• _STORED ROWS_
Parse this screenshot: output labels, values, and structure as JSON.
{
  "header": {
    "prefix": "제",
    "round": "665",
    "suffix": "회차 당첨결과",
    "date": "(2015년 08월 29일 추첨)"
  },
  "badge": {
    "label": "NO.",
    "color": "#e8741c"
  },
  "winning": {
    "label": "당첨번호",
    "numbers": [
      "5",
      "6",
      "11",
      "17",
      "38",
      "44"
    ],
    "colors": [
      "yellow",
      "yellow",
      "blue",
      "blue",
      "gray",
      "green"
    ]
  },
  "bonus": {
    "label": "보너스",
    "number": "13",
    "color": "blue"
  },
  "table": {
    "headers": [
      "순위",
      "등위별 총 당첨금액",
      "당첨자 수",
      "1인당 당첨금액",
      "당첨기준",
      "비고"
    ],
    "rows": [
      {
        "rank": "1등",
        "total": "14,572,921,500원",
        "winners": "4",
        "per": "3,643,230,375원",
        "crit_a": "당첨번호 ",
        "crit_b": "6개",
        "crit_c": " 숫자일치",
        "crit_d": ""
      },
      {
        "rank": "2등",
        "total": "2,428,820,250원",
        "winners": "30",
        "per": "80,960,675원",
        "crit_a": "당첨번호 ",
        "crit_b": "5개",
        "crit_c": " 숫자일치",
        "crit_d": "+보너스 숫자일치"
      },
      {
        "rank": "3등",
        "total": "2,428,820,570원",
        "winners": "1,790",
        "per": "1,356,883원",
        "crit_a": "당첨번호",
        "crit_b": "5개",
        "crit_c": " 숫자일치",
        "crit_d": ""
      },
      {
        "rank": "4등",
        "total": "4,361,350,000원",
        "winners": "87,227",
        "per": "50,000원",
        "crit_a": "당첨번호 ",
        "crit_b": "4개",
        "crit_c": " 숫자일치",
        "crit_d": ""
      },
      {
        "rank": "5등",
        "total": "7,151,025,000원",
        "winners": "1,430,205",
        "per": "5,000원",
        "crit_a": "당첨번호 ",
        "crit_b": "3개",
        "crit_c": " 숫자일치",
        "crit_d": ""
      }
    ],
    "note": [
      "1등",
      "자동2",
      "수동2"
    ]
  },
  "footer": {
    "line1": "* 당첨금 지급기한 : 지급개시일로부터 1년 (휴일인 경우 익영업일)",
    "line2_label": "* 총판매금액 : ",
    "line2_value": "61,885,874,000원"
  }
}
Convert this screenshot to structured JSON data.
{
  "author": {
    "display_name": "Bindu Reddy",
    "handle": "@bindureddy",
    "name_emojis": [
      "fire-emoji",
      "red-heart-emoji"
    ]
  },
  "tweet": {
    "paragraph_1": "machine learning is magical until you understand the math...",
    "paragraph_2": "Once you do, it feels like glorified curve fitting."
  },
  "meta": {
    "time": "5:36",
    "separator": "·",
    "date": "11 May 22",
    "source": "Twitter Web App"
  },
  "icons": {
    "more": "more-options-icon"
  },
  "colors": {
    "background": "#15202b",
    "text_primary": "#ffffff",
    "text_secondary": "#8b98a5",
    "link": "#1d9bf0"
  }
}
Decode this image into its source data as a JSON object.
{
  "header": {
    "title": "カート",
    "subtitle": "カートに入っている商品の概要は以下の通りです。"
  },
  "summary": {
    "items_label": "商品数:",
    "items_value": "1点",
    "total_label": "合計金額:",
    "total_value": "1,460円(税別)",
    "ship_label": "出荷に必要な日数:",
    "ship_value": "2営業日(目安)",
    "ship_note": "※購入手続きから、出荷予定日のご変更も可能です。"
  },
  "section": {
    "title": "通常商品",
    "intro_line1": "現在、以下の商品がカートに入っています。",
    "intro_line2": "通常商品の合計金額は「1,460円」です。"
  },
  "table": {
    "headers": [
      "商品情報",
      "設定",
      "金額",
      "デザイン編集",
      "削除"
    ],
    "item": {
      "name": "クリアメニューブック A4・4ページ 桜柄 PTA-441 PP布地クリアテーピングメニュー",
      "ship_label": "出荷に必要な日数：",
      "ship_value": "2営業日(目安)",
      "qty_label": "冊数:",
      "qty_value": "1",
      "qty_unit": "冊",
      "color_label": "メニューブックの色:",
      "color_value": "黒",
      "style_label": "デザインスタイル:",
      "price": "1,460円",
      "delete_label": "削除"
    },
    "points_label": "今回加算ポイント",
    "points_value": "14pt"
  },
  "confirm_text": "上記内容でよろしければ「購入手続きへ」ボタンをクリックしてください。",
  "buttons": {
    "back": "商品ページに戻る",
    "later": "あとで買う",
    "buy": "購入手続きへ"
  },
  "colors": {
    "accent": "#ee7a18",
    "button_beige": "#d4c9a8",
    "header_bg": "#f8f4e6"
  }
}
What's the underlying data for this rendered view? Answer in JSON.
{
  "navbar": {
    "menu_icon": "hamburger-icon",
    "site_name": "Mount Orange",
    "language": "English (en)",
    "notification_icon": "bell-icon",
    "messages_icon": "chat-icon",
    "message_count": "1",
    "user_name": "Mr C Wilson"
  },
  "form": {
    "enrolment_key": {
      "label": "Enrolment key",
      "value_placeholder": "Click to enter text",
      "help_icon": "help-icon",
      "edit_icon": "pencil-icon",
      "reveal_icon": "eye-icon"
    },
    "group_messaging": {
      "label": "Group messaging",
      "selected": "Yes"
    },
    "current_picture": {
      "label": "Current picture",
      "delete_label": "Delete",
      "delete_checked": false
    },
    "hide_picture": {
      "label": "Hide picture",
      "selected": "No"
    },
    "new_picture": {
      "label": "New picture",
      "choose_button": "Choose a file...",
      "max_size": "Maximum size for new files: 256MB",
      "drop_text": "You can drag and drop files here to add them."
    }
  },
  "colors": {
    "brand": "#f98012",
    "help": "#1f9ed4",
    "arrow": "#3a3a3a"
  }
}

• _OBJECTIVE_
Determine how many lines contain the word "購入手続きへ" and reply with that number alone.

• _RESPONSE_
2